TASK OBJECTIVE
Print every line of the listing exactly, please.

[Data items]
──────────────────────────────

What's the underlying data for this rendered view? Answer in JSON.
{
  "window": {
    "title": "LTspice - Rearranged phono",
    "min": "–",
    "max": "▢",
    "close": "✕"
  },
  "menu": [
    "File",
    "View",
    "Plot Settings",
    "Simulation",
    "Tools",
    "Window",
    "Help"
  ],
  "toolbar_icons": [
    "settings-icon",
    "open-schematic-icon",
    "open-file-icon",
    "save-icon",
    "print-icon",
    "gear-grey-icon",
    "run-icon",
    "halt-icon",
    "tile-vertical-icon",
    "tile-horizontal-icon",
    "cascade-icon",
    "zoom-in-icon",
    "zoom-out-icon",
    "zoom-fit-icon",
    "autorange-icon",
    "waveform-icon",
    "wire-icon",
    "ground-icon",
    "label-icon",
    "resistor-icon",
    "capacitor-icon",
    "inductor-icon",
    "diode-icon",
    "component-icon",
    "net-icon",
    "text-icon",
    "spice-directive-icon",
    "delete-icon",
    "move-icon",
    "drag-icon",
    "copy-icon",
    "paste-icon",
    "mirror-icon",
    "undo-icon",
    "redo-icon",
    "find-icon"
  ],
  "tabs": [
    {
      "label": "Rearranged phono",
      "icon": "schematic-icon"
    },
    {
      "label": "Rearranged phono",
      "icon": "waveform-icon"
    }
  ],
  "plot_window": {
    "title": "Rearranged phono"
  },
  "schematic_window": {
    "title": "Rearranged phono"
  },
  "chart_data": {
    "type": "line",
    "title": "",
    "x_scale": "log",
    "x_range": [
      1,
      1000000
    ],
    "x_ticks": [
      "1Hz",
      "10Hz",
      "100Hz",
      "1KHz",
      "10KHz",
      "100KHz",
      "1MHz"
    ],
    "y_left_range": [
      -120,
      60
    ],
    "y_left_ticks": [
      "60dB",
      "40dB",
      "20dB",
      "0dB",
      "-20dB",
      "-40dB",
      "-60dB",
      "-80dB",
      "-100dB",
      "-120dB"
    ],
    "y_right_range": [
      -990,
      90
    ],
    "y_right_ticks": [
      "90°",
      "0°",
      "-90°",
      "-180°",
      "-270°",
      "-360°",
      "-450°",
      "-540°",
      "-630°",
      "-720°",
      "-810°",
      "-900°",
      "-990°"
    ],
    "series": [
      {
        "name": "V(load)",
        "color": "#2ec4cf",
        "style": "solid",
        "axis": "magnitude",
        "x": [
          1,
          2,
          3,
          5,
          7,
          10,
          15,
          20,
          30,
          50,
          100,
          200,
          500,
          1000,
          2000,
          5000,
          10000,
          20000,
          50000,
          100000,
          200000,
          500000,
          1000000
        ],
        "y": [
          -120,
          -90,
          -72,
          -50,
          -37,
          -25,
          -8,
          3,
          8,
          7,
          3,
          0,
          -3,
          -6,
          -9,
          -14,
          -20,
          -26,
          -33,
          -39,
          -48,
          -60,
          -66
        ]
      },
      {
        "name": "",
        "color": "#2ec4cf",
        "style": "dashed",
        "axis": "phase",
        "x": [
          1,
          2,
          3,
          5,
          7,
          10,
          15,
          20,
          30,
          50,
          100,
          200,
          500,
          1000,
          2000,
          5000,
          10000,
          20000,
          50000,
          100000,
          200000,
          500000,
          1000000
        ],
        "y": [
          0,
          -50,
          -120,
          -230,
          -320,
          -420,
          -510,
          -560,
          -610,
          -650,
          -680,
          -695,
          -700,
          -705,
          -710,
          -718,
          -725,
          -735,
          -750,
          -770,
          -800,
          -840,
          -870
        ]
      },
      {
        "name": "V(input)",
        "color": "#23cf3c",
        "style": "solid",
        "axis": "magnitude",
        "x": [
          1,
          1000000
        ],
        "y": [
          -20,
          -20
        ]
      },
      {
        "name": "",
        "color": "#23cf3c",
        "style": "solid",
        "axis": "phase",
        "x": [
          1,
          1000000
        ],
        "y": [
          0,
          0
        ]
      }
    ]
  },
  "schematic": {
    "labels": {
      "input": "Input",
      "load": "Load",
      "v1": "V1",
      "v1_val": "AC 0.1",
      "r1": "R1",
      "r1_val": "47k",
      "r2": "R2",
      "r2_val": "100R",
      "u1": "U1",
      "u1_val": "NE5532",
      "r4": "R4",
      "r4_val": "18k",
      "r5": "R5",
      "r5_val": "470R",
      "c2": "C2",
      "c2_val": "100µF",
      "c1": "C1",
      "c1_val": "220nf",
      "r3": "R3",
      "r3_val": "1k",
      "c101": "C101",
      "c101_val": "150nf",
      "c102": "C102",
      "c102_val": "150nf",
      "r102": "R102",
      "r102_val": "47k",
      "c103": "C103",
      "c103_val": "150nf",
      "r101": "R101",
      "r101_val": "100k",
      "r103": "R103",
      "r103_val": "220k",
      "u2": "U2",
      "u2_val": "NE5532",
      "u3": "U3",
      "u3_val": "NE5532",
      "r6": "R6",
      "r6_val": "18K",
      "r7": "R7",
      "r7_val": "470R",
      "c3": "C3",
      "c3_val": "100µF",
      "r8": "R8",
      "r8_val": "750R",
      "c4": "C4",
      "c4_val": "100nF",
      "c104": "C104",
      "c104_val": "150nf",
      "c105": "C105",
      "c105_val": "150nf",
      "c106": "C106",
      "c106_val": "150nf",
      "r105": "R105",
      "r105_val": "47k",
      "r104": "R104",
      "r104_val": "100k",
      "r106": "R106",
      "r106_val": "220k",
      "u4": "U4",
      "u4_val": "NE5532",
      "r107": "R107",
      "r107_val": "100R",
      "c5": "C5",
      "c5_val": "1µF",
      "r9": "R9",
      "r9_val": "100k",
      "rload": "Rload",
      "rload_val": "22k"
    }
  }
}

──────────────────────────────

THE ANSWER
What's the underlying data for this rendered view? Answer in JSON.
{
  "window": {
    "title": "LTspice - Rearranged phono",
    "min": "–",
    "max": "▢",
    "close": "✕"
  },
  "menu": [
    "File",
    "View",
    "Plot Settings",
    "Simulation",
    "Tools",
    "Window",
    "Help"
  ],
  "toolbar_icons": [
    "settings-icon",
    "open-schematic-icon",
    "open-file-icon",
    "save-icon",
    "print-icon",
    "gear-grey-icon",
    "run-icon",
    "halt-icon",
    "tile-vertical-icon",
    "tile-horizontal-icon",
    "cascade-icon",
    "zoom-in-icon",
    "zoom-out-icon",
    "zoom-fit-icon",
    "autorange-icon",
    "waveform-icon",
    "wire-icon",
    "ground-icon",
    "label-icon",
    "resistor-icon",
    "capacitor-icon",
    "inductor-icon",
    "diode-icon",
    "component-icon",
    "net-icon",
    "text-icon",
    "spice-directive-icon",
    "delete-icon",
    "move-icon",
    "drag-icon",
    "copy-icon",
    "paste-icon",
    "mirror-icon",
    "undo-icon",
    "redo-icon",
    "find-icon"
  ],
  "tabs": [
    {
      "label": "Rearranged phono",
      "icon": "schematic-icon"
    },
    {
      "label": "Rearranged phono",
      "icon": "waveform-icon"
    }
  ],
  "plot_window": {
    "title": "Rearranged phono"
  },
  "schematic_window": {
    "title": "Rearranged phono"
  },
  "chart_data": {
    "type": "line",
    "title": "",
    "x_scale": "log",
    "x_range": [
      1,
      1000000
    ],
    "x_ticks": [
      "1Hz",
      "10Hz",
      "100Hz",
      "1KHz",
      "10KHz",
      "100KHz",
      "1MHz"
    ],
    "y_left_range": [
      -120,
      60
    ],
    "y_left_ticks": [
      "60dB",
      "40dB",
      "20dB",
      "0dB",
      "-20dB",
      "-40dB",
      "-60dB",
      "-80dB",
      "-100dB",
      "-120dB"
    ],
    "y_right_range": [
      -990,
      90
    ],
    "y_right_ticks": [
      "90°",
      "0°",
      "-90°",
      "-180°",
      "-270°",
      "-360°",
      "-450°",
      "-540°",
      "-630°",
      "-720°",
      "-810°",
      "-900°",
      "-990°"
    ],
    "series": [
      {
        "name": "V(load)",
        "color": "#2ec4cf",
        "style": "solid",
        "axis": "magnitude",
        "x": [
          1,
          2,
          3,
          5,
          7,
          10,
          15,
          20,
          30,
          50,
          100,
          200,
          500,
          1000,
          2000,
          5000,
          10000,
          20000,
          50000,
          100000,
          200000,
          500000,
          1000000
        ],
        "y": [
          -120,
          -90,
          -72,
          -50,
          -37,
          -25,
          -8,
          3,
          8,
          7,
          3,
          0,
          -3,
          -6,
          -9,
          -14,
          -20,
          -26,
          -33,
          -39,
          -48,
          -60,
          -66
        ]
      },
      {
        "name": "",
        "color": "#2ec4cf",
        "style": "dashed",
        "axis": "phase",
        "x": [
          1,
          2,
          3,
          5,
          7,
          10,
          15,
          20,
          30,
          50,
          100,
          200,
          500,
          1000,
          2000,
          5000,
          10000,
          20000,
          50000,
          100000,
          200000,
          500000,
          1000000
        ],
        "y": [
          0,
          -50,
          -120,
          -230,
          -320,
          -420,
          -510,
          -560,
          -610,
          -650,
          -680,
          -695,
          -700,
          -705,
          -710,
          -718,
          -725,
          -735,
          -750,
          -770,
          -800,
          -840,
          -870
        ]
      },
      {
        "name": "V(input)",
        "color": "#23cf3c",
        "style": "solid",
        "axis": "magnitude",
        "x": [
          1,
          1000000
        ],
        "y": [
          -20,
          -20
        ]
      },
      {
        "name": "",
        "color": "#23cf3c",
        "style": "solid",
        "axis": "phase",
        "x": [
          1,
          1000000
        ],
        "y": [
          0,
          0
        ]
      }
    ]
  },
  "schematic": {
    "labels": {
      "input": "Input",
      "load": "Load",
      "v1": "V1",
      "v1_val": "AC 0.1",
      "r1": "R1",
      "r1_val": "47k",
      "r2": "R2",
      "r2_val": "100R",
      "u1": "U1",
      "u1_val": "NE5532",
      "r4": "R4",
      "r4_val": "18k",
      "r5": "R5",
      "r5_val": "470R",
      "c2": "C2",
      "c2_val": "100µF",
      "c1": "C1",
      "c1_val": "220nf",
      "r3": "R3",
      "r3_val": "1k",
      "c101": "C101",
      "c101_val": "150nf",
      "c102": "C102",
      "c102_val": "150nf",
      "r102": "R102",
      "r102_val": "47k",
      "c103": "C103",
      "c103_val": "150nf",
      "r101": "R101",
      "r101_val": "100k",
      "r103": "R103",
      "r103_val": "220k",
      "u2": "U2",
      "u2_val": "NE5532",
      "u3": "U3",
      "u3_val": "NE5532",
      "r6": "R6",
      "r6_val": "18K",
      "r7": "R7",
      "r7_val": "470R",
      "c3": "C3",
      "c3_val": "100µF",
      "r8": "R8",
      "r8_val": "750R",
      "c4": "C4",
      "c4_val": "100nF",
      "c104": "C104",
      "c104_val": "150nf",
      "c105": "C105",
      "c105_val": "150nf",
      "c106": "C106",
      "c106_val": "150nf",
      "r105": "R105",
      "r105_val": "47k",
      "r104": "R104",
      "r104_val": "100k",
      "r106": "R106",
      "r106_val": "220k",
      "u4": "U4",
      "u4_val": "NE5532",
      "r107": "R107",
      "r107_val": "100R",
      "c5": "C5",
      "c5_val": "1µF",
      "r9": "R9",
      "r9_val": "100k",
      "rload": "Rload",
      "rload_val": "22k"
    }
  }
}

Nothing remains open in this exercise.